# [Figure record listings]
** START **

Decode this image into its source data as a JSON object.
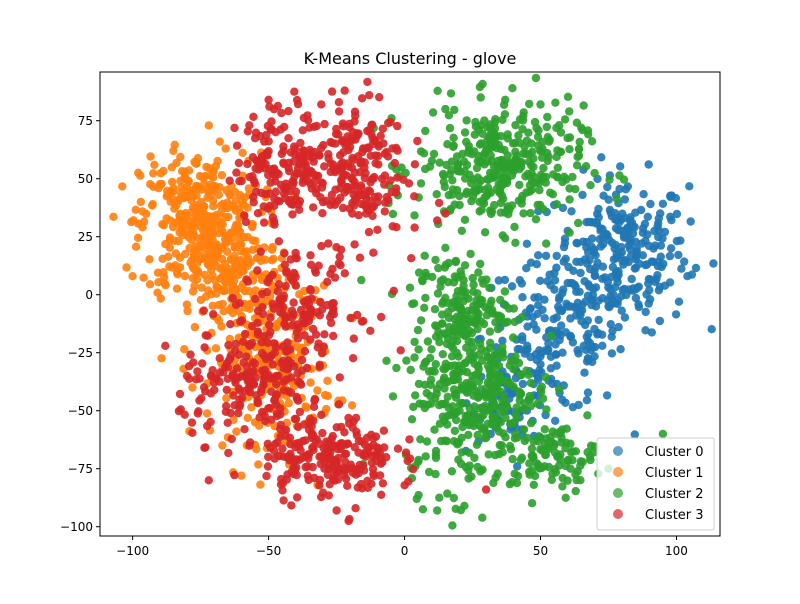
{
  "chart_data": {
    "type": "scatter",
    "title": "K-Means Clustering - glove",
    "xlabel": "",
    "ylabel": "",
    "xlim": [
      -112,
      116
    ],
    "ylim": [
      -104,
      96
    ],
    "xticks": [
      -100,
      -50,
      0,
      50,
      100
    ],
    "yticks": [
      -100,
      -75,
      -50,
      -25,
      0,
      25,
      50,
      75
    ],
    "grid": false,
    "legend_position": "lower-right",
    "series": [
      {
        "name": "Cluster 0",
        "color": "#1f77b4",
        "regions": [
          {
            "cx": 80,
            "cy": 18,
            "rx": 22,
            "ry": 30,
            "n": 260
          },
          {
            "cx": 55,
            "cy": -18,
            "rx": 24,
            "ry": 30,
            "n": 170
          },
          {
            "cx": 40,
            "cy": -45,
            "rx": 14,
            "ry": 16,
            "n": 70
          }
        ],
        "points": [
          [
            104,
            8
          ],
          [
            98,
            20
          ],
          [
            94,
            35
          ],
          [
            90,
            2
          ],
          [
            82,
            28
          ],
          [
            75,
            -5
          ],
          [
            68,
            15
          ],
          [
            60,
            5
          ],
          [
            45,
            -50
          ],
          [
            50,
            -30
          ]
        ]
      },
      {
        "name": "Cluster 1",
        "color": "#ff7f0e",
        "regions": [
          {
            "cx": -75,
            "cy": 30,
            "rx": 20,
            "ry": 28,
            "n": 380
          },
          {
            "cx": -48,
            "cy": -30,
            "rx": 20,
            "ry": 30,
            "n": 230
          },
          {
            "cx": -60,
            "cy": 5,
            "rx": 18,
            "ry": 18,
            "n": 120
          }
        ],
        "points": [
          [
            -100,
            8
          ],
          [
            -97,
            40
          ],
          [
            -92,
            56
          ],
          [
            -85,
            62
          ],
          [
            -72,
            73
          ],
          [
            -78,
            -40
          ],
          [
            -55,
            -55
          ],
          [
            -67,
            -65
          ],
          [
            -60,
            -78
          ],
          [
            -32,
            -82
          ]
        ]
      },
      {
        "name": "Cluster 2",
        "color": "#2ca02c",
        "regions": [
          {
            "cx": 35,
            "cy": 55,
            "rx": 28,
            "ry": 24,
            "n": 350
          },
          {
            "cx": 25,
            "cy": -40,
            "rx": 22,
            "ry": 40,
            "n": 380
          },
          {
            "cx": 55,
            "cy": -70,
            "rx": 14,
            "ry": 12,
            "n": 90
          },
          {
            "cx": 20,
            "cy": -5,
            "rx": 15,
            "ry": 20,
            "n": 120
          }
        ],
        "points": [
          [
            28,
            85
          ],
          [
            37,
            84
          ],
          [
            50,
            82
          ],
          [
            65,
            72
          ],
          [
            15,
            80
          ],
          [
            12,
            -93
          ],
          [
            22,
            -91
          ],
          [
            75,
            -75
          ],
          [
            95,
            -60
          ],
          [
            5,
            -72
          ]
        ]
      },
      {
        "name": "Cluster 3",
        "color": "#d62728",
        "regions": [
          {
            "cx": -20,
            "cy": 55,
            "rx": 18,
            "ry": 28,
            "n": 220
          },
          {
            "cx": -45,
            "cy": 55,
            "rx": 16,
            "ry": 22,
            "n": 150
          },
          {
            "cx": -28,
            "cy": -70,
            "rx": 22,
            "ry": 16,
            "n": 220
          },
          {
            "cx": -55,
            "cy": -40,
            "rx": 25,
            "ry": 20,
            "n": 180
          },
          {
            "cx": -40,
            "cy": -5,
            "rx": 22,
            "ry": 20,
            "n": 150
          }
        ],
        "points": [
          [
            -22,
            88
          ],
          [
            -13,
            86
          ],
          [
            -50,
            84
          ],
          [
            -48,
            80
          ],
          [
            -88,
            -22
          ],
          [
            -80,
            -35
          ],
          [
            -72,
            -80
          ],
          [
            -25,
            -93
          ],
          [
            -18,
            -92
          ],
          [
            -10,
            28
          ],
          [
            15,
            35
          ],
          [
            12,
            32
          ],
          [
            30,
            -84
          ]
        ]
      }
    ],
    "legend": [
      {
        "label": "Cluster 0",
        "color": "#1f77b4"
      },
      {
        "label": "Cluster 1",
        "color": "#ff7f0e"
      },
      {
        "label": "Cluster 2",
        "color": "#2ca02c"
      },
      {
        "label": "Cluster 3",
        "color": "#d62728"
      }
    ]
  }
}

** END **

# [GOAL]
Look through the data and gather every line with the string "name" in it.

# [PROBLEM SOLUTION]
        "name": "Cluster 0",
        "name": "Cluster 1",
        "name": "Cluster 2",
        "name": "Cluster 3",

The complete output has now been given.